◆ Provided data:
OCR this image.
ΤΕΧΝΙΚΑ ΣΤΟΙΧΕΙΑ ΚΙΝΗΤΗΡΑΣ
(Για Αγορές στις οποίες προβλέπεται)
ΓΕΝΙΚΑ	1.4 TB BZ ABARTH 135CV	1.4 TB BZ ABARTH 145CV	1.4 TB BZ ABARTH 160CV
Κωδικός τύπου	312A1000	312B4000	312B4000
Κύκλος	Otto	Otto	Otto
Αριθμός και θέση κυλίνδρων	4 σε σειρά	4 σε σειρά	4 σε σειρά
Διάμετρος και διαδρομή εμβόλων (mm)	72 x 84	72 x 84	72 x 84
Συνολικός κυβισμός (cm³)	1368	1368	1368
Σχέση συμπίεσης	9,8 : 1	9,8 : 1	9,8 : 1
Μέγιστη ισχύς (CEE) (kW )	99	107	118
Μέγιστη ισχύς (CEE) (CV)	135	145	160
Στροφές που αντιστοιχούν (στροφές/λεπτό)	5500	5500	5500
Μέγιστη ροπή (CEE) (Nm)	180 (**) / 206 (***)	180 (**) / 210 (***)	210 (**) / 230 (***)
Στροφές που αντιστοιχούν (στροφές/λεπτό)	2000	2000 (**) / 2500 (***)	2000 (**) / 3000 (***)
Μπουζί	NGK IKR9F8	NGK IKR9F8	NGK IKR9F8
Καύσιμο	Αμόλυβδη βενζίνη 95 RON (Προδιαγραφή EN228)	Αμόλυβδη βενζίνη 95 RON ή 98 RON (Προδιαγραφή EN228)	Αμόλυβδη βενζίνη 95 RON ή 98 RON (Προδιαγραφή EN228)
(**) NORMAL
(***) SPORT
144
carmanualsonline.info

◆ What the task asks: Repeat the preceding lines exactly, please, every one of them.

◆ Final answer:
OCR this image.
ΤΕΧΝΙΚΑ ΣΤΟΙΧΕΙΑ ΚΙΝΗΤΗΡΑΣ
(Για Αγορές στις οποίες προβλέπεται)
ΓΕΝΙΚΑ	1.4 TB BZ ABARTH 135CV	1.4 TB BZ ABARTH 145CV	1.4 TB BZ ABARTH 160CV
Κωδικός τύπου	312A1000	312B4000	312B4000
Κύκλος	Otto	Otto	Otto
Αριθμός και θέση κυλίνδρων	4 σε σειρά	4 σε σειρά	4 σε σειρά
Διάμετρος και διαδρομή εμβόλων (mm)	72 x 84	72 x 84	72 x 84
Συνολικός κυβισμός (cm³)	1368	1368	1368
Σχέση συμπίεσης	9,8 : 1	9,8 : 1	9,8 : 1
Μέγιστη ισχύς (CEE) (kW )	99	107	118
Μέγιστη ισχύς (CEE) (CV)	135	145	160
Στροφές που αντιστοιχούν (στροφές/λεπτό)	5500	5500	5500
Μέγιστη ροπή (CEE) (Nm)	180 (**) / 206 (***)	180 (**) / 210 (***)	210 (**) / 230 (***)
Στροφές που αντιστοιχούν (στροφές/λεπτό)	2000	2000 (**) / 2500 (***)	2000 (**) / 3000 (***)
Μπουζί	NGK IKR9F8	NGK IKR9F8	NGK IKR9F8
Καύσιμο	Αμόλυβδη βενζίνη 95 RON (Προδιαγραφή EN228)	Αμόλυβδη βενζίνη 95 RON ή 98 RON (Προδιαγραφή EN228)	Αμόλυβδη βενζίνη 95 RON ή 98 RON (Προδιαγραφή EN228)
(**) NORMAL
(***) SPORT
144
carmanualsonline.info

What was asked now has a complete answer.